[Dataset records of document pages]
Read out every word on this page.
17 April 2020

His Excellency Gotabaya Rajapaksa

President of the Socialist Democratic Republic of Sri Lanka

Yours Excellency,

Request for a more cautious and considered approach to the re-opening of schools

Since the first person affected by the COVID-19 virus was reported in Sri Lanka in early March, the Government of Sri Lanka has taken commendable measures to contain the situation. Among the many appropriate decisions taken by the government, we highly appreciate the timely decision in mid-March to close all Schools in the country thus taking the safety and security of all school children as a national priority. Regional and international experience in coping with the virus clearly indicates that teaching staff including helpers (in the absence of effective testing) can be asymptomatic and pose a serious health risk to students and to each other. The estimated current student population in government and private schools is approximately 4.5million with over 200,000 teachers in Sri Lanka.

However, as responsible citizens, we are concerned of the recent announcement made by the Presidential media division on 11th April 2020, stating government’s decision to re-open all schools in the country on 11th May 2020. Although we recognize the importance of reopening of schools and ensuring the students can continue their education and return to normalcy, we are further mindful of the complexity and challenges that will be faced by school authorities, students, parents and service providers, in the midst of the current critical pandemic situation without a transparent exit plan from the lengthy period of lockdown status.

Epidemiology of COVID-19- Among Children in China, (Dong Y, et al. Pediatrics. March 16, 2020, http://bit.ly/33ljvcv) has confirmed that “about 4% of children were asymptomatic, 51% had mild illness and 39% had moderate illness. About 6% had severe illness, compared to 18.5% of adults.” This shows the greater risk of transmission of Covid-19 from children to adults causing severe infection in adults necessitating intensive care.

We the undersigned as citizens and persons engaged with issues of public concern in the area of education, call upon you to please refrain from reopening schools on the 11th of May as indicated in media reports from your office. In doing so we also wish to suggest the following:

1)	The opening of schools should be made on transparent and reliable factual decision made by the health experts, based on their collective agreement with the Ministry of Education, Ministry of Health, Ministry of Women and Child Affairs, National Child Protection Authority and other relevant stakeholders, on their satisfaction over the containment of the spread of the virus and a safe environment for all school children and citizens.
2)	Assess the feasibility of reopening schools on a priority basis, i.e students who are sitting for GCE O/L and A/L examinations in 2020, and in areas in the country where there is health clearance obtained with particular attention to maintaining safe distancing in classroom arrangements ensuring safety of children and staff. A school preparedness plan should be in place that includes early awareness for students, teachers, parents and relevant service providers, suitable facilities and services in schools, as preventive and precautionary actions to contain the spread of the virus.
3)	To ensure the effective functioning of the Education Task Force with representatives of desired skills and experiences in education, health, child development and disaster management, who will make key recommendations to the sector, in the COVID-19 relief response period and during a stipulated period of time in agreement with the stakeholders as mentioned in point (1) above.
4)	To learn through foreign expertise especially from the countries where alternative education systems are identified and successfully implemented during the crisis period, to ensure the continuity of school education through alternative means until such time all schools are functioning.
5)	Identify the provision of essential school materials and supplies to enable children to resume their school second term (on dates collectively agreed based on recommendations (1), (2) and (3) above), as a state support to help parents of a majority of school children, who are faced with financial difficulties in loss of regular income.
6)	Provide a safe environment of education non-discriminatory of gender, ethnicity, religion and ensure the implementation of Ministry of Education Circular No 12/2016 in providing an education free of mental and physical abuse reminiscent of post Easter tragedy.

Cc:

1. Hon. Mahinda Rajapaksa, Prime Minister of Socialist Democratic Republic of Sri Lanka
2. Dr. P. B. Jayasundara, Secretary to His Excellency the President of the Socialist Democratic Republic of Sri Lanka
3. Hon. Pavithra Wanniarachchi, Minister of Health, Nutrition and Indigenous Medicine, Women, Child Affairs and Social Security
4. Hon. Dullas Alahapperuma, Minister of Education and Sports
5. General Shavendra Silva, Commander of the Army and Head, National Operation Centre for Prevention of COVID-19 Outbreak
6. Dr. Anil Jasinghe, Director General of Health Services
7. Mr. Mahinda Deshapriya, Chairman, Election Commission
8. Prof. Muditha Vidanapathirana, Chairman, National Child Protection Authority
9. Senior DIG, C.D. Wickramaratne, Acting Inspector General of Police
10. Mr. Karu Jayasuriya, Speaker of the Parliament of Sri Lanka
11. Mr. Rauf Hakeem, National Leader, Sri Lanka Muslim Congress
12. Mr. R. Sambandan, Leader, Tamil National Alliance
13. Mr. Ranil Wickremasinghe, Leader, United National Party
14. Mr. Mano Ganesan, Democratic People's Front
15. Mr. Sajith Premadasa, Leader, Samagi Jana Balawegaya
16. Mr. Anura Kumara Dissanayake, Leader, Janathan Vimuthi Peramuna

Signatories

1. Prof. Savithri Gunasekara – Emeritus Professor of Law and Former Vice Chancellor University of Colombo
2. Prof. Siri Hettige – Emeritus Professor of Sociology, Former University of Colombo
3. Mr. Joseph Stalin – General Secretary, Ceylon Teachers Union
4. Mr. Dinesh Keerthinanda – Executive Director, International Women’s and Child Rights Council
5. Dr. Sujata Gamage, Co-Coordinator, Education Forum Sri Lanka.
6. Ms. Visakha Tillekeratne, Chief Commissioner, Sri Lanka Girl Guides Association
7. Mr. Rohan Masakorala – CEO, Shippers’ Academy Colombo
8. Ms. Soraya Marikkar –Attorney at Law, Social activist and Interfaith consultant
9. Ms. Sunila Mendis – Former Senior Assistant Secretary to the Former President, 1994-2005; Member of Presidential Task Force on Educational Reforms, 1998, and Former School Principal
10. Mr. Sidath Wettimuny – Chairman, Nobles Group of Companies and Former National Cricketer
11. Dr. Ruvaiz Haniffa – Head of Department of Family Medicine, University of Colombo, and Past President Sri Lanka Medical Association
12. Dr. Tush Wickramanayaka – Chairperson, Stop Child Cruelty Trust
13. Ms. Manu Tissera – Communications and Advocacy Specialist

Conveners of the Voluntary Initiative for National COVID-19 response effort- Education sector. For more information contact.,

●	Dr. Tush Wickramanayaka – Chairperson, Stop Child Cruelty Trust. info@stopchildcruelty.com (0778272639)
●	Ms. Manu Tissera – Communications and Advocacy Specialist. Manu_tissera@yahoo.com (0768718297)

#### [TRY IT]
Copy the records word for word.

#### [SOLVED EXERCISE]
Read out every word on this page.
17 April 2020

His Excellency Gotabaya Rajapaksa

President of the Socialist Democratic Republic of Sri Lanka

Yours Excellency,

Request for a more cautious and considered approach to the re-opening of schools

Since the first person affected by the COVID-19 virus was reported in Sri Lanka in early March, the Government of Sri Lanka has taken commendable measures to contain the situation. Among the many appropriate decisions taken by the government, we highly appreciate the timely decision in mid-March to close all Schools in the country thus taking the safety and security of all school children as a national priority. Regional and international experience in coping with the virus clearly indicates that teaching staff including helpers (in the absence of effective testing) can be asymptomatic and pose a serious health risk to students and to each other. The estimated current student population in government and private schools is approximately 4.5million with over 200,000 teachers in Sri Lanka.

However, as responsible citizens, we are concerned of the recent announcement made by the Presidential media division on 11th April 2020, stating government’s decision to re-open all schools in the country on 11th May 2020. Although we recognize the importance of reopening of schools and ensuring the students can continue their education and return to normalcy, we are further mindful of the complexity and challenges that will be faced by school authorities, students, parents and service providers, in the midst of the current critical pandemic situation without a transparent exit plan from the lengthy period of lockdown status.

Epidemiology of COVID-19- Among Children in China, (Dong Y, et al. Pediatrics. March 16, 2020, http://bit.ly/33ljvcv) has confirmed that “about 4% of children were asymptomatic, 51% had mild illness and 39% had moderate illness. About 6% had severe illness, compared to 18.5% of adults.” This shows the greater risk of transmission of Covid-19 from children to adults causing severe infection in adults necessitating intensive care.

We the undersigned as citizens and persons engaged with issues of public concern in the area of education, call upon you to please refrain from reopening schools on the 11th of May as indicated in media reports from your office. In doing so we also wish to suggest the following:

1)	The opening of schools should be made on transparent and reliable factual decision made by the health experts, based on their collective agreement with the Ministry of Education, Ministry of Health, Ministry of Women and Child Affairs, National Child Protection Authority and other relevant stakeholders, on their satisfaction over the containment of the spread of the virus and a safe environment for all school children and citizens.
2)	Assess the feasibility of reopening schools on a priority basis, i.e students who are sitting for GCE O/L and A/L examinations in 2020, and in areas in the country where there is health clearance obtained with particular attention to maintaining safe distancing in classroom arrangements ensuring safety of children and staff. A school preparedness plan should be in place that includes early awareness for students, teachers, parents and relevant service providers, suitable facilities and services in schools, as preventive and precautionary actions to contain the spread of the virus.
3)	To ensure the effective functioning of the Education Task Force with representatives of desired skills and experiences in education, health, child development and disaster management, who will make key recommendations to the sector, in the COVID-19 relief response period and during a stipulated period of time in agreement with the stakeholders as mentioned in point (1) above.
4)	To learn through foreign expertise especially from the countries where alternative education systems are identified and successfully implemented during the crisis period, to ensure the continuity of school education through alternative means until such time all schools are functioning.
5)	Identify the provision of essential school materials and supplies to enable children to resume their school second term (on dates collectively agreed based on recommendations (1), (2) and (3) above), as a state support to help parents of a majority of school children, who are faced with financial difficulties in loss of regular income.
6)	Provide a safe environment of education non-discriminatory of gender, ethnicity, religion and ensure the implementation of Ministry of Education Circular No 12/2016 in providing an education free of mental and physical abuse reminiscent of post Easter tragedy.

Cc:

1. Hon. Mahinda Rajapaksa, Prime Minister of Socialist Democratic Republic of Sri Lanka
2. Dr. P. B. Jayasundara, Secretary to His Excellency the President of the Socialist Democratic Republic of Sri Lanka
3. Hon. Pavithra Wanniarachchi, Minister of Health, Nutrition and Indigenous Medicine, Women, Child Affairs and Social Security
4. Hon. Dullas Alahapperuma, Minister of Education and Sports
5. General Shavendra Silva, Commander of the Army and Head, National Operation Centre for Prevention of COVID-19 Outbreak
6. Dr. Anil Jasinghe, Director General of Health Services
7. Mr. Mahinda Deshapriya, Chairman, Election Commission
8. Prof. Muditha Vidanapathirana, Chairman, National Child Protection Authority
9. Senior DIG, C.D. Wickramaratne, Acting Inspector General of Police
10. Mr. Karu Jayasuriya, Speaker of the Parliament of Sri Lanka
11. Mr. Rauf Hakeem, National Leader, Sri Lanka Muslim Congress
12. Mr. R. Sambandan, Leader, Tamil National Alliance
13. Mr. Ranil Wickremasinghe, Leader, United National Party
14. Mr. Mano Ganesan, Democratic People's Front
15. Mr. Sajith Premadasa, Leader, Samagi Jana Balawegaya
16. Mr. Anura Kumara Dissanayake, Leader, Janathan Vimuthi Peramuna

Signatories

1. Prof. Savithri Gunasekara – Emeritus Professor of Law and Former Vice Chancellor University of Colombo
2. Prof. Siri Hettige – Emeritus Professor of Sociology, Former University of Colombo
3. Mr. Joseph Stalin – General Secretary, Ceylon Teachers Union
4. Mr. Dinesh Keerthinanda – Executive Director, International Women’s and Child Rights Council
5. Dr. Sujata Gamage, Co-Coordinator, Education Forum Sri Lanka.
6. Ms. Visakha Tillekeratne, Chief Commissioner, Sri Lanka Girl Guides Association
7. Mr. Rohan Masakorala – CEO, Shippers’ Academy Colombo
8. Ms. Soraya Marikkar –Attorney at Law, Social activist and Interfaith consultant
9. Ms. Sunila Mendis – Former Senior Assistant Secretary to the Former President, 1994-2005; Member of Presidential Task Force on Educational Reforms, 1998, and Former School Principal
10. Mr. Sidath Wettimuny – Chairman, Nobles Group of Companies and Former National Cricketer
11. Dr. Ruvaiz Haniffa – Head of Department of Family Medicine, University of Colombo, and Past President Sri Lanka Medical Association
12. Dr. Tush Wickramanayaka – Chairperson, Stop Child Cruelty Trust
13. Ms. Manu Tissera – Communications and Advocacy Specialist

Conveners of the Voluntary Initiative for National COVID-19 response effort- Education sector. For more information contact.,

●	Dr. Tush Wickramanayaka – Chairperson, Stop Child Cruelty Trust. info@stopchildcruelty.com (0778272639)
●	Ms. Manu Tissera – Communications and Advocacy Specialist. Manu_tissera@yahoo.com (0768718297)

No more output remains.